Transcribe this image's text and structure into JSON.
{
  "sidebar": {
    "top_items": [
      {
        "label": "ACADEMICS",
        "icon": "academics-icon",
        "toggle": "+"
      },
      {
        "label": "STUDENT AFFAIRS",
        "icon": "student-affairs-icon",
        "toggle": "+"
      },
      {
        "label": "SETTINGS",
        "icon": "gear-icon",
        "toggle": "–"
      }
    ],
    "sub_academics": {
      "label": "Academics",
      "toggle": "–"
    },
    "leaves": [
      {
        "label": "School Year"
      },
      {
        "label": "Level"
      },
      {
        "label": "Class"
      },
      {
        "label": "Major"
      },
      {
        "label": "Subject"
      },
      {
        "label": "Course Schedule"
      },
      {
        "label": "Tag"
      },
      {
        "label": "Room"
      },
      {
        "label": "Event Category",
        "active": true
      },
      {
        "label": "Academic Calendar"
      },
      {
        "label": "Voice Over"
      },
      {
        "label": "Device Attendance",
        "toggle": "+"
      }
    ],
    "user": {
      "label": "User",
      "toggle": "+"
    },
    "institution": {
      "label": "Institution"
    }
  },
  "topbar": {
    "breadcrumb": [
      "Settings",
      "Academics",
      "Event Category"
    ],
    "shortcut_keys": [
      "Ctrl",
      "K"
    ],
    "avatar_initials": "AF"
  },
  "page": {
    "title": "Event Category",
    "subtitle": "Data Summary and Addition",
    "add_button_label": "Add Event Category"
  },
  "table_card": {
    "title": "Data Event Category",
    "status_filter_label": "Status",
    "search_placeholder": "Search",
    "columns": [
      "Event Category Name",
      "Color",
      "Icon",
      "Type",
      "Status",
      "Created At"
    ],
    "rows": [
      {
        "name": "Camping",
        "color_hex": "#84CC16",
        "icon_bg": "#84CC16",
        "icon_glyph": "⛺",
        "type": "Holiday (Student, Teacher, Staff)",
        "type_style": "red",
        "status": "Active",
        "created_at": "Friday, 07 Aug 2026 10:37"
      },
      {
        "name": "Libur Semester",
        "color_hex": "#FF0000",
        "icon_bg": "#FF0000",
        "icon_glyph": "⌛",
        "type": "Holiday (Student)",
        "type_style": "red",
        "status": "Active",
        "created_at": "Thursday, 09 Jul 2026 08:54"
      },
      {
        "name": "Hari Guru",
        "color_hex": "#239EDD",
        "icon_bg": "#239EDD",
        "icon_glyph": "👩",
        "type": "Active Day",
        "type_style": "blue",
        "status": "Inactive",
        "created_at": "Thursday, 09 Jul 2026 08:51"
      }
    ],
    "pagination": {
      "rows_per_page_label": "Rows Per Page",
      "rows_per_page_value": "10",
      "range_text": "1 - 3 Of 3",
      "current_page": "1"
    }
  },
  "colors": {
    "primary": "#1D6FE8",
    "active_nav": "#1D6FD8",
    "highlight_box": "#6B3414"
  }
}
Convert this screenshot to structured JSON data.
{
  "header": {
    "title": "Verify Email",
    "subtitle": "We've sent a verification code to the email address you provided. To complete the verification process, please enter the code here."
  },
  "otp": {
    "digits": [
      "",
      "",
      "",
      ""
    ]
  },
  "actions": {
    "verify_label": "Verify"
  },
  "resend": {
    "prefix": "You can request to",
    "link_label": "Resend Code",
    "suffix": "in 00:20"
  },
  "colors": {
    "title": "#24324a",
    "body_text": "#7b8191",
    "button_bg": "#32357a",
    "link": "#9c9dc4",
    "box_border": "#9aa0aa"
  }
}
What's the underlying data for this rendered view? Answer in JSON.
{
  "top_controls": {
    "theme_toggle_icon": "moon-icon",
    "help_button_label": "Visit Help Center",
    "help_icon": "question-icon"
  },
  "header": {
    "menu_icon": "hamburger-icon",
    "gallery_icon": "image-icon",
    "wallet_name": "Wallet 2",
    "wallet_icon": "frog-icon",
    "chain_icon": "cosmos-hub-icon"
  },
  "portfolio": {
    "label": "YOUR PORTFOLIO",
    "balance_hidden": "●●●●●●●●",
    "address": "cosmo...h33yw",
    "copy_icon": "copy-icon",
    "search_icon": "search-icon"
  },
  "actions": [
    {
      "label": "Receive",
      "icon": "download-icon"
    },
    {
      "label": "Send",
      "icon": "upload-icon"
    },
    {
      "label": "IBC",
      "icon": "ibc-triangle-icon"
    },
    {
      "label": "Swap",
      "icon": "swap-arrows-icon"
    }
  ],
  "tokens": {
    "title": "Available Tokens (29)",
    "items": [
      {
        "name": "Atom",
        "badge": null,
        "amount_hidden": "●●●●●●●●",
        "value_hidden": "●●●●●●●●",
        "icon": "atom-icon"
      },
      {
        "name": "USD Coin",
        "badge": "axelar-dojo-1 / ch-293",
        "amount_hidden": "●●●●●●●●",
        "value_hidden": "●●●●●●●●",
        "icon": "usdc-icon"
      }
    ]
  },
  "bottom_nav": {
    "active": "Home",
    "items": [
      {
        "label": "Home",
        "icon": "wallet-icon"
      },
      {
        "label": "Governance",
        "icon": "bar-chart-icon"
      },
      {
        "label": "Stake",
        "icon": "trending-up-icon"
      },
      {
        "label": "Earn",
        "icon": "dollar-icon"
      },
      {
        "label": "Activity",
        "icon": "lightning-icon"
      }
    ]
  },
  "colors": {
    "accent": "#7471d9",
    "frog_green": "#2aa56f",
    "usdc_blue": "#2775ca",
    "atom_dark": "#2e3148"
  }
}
########################################
Set exercise:
Scan the listing above and identify each line holding the string "Holiday"; copy every such line.

Exercise response:
        "type": "Holiday (Student, Teacher, Staff)",
        "type": "Holiday (Student)",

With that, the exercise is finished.